GIVEN REQUEST: Write out all of the lines below, exactly and completely.

Some records
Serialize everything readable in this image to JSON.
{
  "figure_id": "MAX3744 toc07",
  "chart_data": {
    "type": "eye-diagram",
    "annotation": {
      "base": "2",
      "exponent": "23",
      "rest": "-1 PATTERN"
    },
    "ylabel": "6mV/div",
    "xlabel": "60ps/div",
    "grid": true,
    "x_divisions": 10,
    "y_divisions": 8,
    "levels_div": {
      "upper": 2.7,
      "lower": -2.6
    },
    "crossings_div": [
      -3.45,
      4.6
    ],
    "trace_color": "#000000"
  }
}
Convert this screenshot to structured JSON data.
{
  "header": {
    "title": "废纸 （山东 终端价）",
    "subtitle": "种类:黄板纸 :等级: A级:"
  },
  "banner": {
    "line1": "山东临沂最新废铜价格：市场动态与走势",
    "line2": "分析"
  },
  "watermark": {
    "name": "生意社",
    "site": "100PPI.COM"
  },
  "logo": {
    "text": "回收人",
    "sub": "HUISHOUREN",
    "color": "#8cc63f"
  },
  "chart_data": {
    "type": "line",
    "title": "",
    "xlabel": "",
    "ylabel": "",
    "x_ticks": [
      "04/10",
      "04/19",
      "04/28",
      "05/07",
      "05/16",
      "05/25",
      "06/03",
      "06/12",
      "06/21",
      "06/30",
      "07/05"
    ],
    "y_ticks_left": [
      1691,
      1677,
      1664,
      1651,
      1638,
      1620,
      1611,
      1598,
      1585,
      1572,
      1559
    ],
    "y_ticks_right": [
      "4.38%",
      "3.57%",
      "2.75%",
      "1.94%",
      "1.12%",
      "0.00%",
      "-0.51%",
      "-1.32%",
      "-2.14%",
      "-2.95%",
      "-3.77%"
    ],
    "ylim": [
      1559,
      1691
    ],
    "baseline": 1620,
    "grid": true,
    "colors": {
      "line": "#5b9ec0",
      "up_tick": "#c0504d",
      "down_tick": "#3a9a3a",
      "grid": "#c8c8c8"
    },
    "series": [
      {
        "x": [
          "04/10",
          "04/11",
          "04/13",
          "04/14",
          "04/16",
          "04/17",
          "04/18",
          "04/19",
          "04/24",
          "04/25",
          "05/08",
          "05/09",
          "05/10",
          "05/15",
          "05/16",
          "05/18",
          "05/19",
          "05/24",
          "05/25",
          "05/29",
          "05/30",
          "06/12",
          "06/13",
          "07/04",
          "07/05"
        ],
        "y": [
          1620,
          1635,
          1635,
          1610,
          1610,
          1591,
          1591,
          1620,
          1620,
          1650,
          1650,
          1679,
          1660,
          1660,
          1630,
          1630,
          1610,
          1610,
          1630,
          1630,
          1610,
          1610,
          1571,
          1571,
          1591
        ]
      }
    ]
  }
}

SOLUTION BELOW:
Serialize everything readable in this image to JSON.
{
  "figure_id": "MAX3744 toc07",
  "chart_data": {
    "type": "eye-diagram",
    "annotation": {
      "base": "2",
      "exponent": "23",
      "rest": "-1 PATTERN"
    },
    "ylabel": "6mV/div",
    "xlabel": "60ps/div",
    "grid": true,
    "x_divisions": 10,
    "y_divisions": 8,
    "levels_div": {
      "upper": 2.7,
      "lower": -2.6
    },
    "crossings_div": [
      -3.45,
      4.6
    ],
    "trace_color": "#000000"
  }
}
Convert this screenshot to structured JSON data.
{
  "header": {
    "title": "废纸 （山东 终端价）",
    "subtitle": "种类:黄板纸 :等级: A级:"
  },
  "banner": {
    "line1": "山东临沂最新废铜价格：市场动态与走势",
    "line2": "分析"
  },
  "watermark": {
    "name": "生意社",
    "site": "100PPI.COM"
  },
  "logo": {
    "text": "回收人",
    "sub": "HUISHOUREN",
    "color": "#8cc63f"
  },
  "chart_data": {
    "type": "line",
    "title": "",
    "xlabel": "",
    "ylabel": "",
    "x_ticks": [
      "04/10",
      "04/19",
      "04/28",
      "05/07",
      "05/16",
      "05/25",
      "06/03",
      "06/12",
      "06/21",
      "06/30",
      "07/05"
    ],
    "y_ticks_left": [
      1691,
      1677,
      1664,
      1651,
      1638,
      1620,
      1611,
      1598,
      1585,
      1572,
      1559
    ],
    "y_ticks_right": [
      "4.38%",
      "3.57%",
      "2.75%",
      "1.94%",
      "1.12%",
      "0.00%",
      "-0.51%",
      "-1.32%",
      "-2.14%",
      "-2.95%",
      "-3.77%"
    ],
    "ylim": [
      1559,
      1691
    ],
    "baseline": 1620,
    "grid": true,
    "colors": {
      "line": "#5b9ec0",
      "up_tick": "#c0504d",
      "down_tick": "#3a9a3a",
      "grid": "#c8c8c8"
    },
    "series": [
      {
        "x": [
          "04/10",
          "04/11",
          "04/13",
          "04/14",
          "04/16",
          "04/17",
          "04/18",
          "04/19",
          "04/24",
          "04/25",
          "05/08",
          "05/09",
          "05/10",
          "05/15",
          "05/16",
          "05/18",
          "05/19",
          "05/24",
          "05/25",
          "05/29",
          "05/30",
          "06/12",
          "06/13",
          "07/04",
          "07/05"
        ],
        "y": [
          1620,
          1635,
          1635,
          1610,
          1610,
          1591,
          1591,
          1620,
          1620,
          1650,
          1650,
          1679,
          1660,
          1660,
          1630,
          1630,
          1610,
          1610,
          1630,
          1630,
          1610,
          1610,
          1571,
          1571,
          1591
        ]
      }
    ]
  }
}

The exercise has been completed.